**TO BE DONE:**
Gather each line in the entries that includes the string "giyen".

**RECORDS SUPPLIED:**
+ + + +

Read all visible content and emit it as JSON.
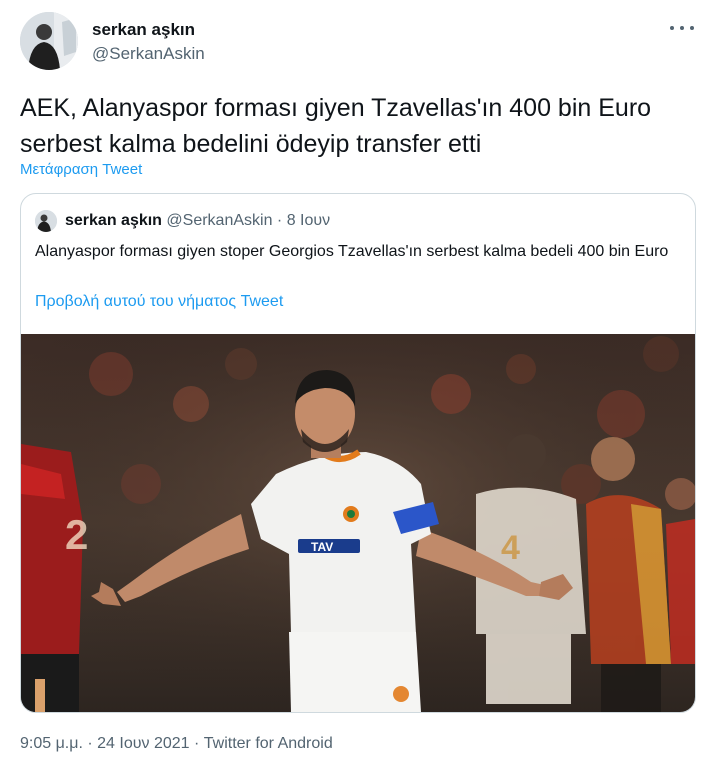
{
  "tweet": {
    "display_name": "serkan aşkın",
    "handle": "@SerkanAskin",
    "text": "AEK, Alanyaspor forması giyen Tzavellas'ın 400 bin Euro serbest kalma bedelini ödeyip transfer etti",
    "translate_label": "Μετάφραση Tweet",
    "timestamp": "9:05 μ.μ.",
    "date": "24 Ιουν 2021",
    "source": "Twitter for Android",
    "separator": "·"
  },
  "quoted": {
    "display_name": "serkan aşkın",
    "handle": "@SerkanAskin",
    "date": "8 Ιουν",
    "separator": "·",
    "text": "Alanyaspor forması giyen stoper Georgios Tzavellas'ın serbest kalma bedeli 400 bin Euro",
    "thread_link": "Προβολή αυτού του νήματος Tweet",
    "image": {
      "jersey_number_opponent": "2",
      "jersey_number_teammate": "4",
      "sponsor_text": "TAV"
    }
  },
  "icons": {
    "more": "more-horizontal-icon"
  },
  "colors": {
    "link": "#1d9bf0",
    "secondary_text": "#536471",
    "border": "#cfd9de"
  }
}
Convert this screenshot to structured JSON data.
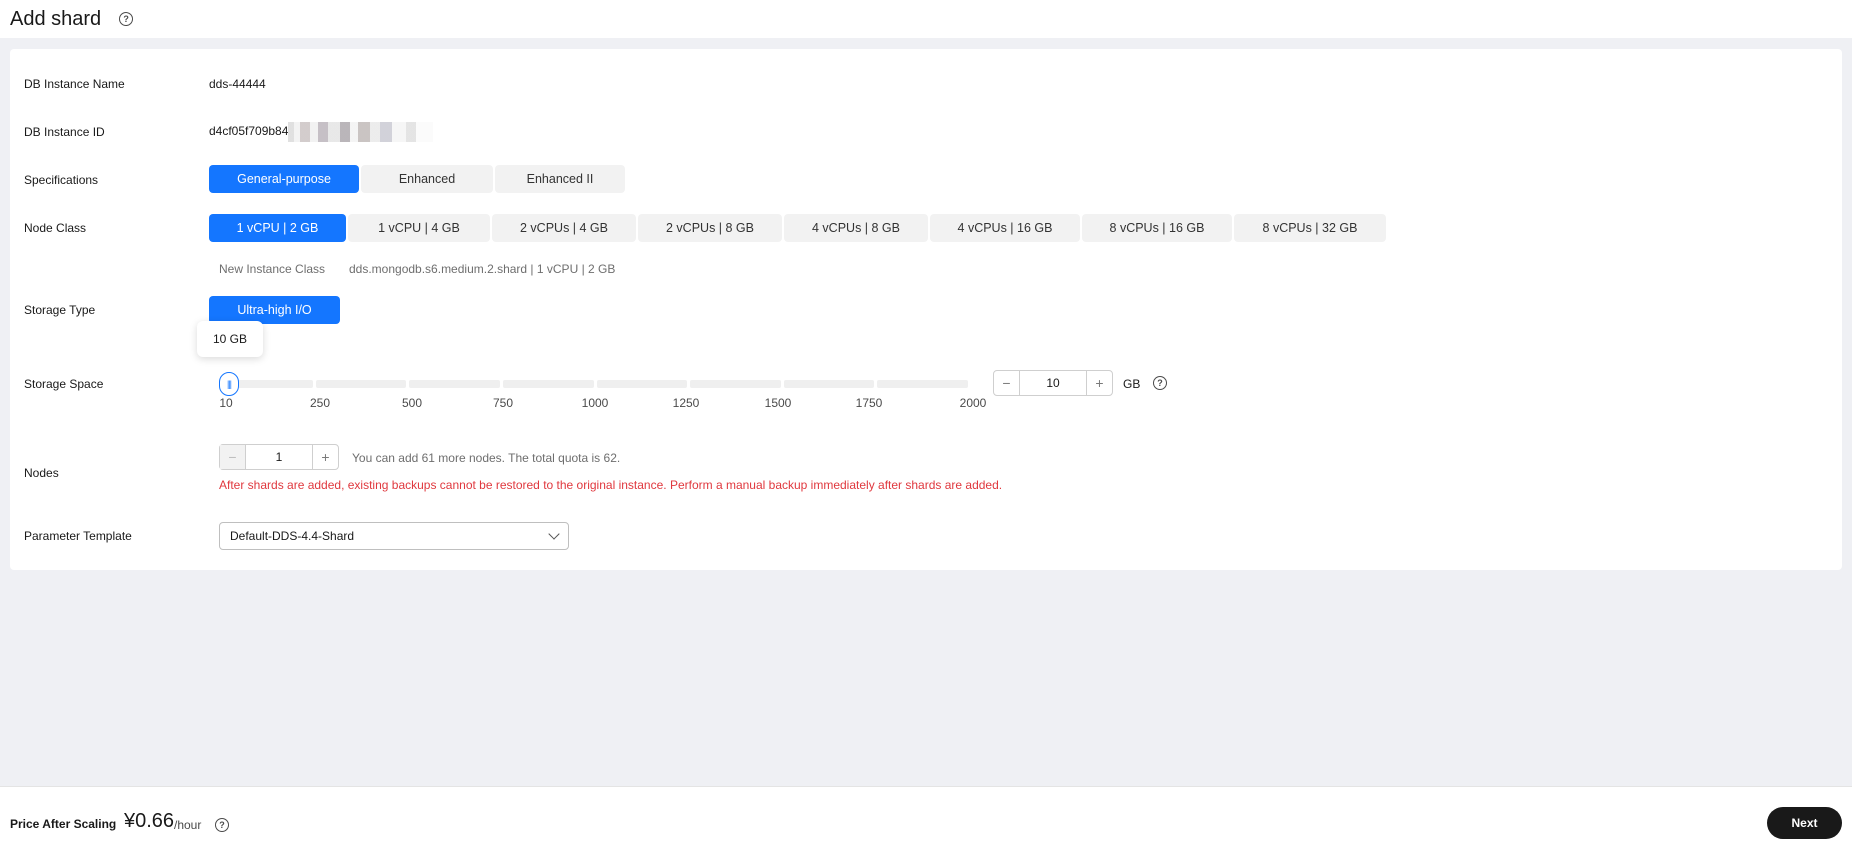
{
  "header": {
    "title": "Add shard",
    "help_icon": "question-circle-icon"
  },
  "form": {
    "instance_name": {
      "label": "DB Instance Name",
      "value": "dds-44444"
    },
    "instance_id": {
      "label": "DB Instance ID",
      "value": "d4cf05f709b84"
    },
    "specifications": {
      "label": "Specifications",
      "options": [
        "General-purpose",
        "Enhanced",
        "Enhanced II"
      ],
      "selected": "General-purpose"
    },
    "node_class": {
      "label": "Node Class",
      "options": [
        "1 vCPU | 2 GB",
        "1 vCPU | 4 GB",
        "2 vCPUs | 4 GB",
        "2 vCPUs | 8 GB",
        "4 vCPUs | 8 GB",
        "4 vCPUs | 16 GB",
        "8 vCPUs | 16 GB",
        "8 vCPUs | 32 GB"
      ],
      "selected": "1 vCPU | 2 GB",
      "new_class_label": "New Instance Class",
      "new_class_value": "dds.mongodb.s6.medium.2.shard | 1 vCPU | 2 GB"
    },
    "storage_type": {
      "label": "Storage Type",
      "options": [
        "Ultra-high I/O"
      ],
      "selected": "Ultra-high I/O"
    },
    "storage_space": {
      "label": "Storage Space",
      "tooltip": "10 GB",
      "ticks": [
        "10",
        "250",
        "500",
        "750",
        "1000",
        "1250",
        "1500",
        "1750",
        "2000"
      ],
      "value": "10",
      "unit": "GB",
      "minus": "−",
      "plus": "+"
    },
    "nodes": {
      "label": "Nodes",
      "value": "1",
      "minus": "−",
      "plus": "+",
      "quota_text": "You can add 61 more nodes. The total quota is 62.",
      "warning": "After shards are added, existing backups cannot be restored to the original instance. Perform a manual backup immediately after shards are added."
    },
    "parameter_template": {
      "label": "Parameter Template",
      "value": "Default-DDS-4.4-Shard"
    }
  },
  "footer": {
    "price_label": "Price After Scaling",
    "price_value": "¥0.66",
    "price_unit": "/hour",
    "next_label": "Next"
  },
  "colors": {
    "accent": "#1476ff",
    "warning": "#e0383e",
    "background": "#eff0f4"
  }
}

+ + + +

**FINISHED ANSWER:**
    "text": "AEK, Alanyaspor forması giyen Tzavellas'ın 400 bin Euro serbest kalma bedelini ödeyip transfer etti",
    "text": "Alanyaspor forması giyen stoper Georgios Tzavellas'ın serbest kalma bedeli 400 bin Euro",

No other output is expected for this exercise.